WHAT IS NEEDED: Take every line from the material that has the word "will" in it.

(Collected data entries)
— START —
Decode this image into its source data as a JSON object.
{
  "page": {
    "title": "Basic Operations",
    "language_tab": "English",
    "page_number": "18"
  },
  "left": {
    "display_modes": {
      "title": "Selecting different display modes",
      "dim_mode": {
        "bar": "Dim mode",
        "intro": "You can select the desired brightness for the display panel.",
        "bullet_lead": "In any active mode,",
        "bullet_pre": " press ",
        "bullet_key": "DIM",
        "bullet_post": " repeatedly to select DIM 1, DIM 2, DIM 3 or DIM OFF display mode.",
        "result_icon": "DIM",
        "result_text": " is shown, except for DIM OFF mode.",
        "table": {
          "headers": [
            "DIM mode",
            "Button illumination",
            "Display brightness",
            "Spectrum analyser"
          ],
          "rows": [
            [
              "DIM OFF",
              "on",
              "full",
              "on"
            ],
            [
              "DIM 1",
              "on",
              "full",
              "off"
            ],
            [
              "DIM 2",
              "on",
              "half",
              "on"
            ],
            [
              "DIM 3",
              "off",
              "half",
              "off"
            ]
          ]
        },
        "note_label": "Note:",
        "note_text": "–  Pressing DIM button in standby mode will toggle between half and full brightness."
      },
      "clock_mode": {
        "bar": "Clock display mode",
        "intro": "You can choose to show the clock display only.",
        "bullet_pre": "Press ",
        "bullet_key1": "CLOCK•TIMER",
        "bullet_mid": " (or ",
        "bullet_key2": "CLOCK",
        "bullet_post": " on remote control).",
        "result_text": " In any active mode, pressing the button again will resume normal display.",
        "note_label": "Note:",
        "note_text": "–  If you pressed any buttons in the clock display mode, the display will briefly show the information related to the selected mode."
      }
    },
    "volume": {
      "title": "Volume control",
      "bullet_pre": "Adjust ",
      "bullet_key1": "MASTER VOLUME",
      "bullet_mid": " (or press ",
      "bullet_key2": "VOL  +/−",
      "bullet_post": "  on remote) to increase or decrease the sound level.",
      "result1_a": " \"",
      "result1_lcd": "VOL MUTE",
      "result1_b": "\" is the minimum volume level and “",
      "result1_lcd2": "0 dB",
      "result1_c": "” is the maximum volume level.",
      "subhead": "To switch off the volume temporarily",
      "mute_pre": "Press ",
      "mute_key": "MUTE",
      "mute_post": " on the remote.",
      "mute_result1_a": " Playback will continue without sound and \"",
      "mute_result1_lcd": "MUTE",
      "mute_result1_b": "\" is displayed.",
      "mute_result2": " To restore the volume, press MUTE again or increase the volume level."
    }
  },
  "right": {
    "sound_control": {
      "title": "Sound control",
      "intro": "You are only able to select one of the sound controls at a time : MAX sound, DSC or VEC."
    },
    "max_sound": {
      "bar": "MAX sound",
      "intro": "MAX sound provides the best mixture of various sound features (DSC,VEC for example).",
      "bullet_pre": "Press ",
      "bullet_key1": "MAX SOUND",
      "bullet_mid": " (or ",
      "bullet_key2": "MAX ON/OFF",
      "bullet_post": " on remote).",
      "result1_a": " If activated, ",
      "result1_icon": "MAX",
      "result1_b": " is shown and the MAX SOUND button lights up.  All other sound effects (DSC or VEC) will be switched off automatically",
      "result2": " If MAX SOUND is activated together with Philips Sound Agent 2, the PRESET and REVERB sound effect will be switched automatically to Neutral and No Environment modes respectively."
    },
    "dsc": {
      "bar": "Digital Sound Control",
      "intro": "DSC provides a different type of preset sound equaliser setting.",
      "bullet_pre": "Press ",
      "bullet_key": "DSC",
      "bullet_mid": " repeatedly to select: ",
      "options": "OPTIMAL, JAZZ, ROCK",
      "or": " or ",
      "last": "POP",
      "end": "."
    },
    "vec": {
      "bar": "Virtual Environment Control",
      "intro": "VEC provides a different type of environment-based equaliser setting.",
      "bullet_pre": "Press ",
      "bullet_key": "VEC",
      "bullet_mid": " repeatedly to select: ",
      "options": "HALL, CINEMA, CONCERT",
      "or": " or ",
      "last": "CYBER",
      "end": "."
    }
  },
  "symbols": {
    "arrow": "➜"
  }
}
— END —
EXERCISE RESULT:
        "note_text": "–  Pressing DIM button in standby mode will toggle between half and full brightness."
        "result_text": " In any active mode, pressing the button again will resume normal display.",
        "note_text": "–  If you pressed any buttons in the clock display mode, the display will briefly show the information related to the selected mode."
      "mute_result1_a": " Playback will continue without sound and \"",
      "result1_b": " is shown and the MAX SOUND button lights up.  All other sound effects (DSC or VEC) will be switched off automatically",
      "result2": " If MAX SOUND is activated together with Philips Sound Agent 2, the PRESET and REVERB sound effect will be switched automatically to Neutral and No Environment modes respectively."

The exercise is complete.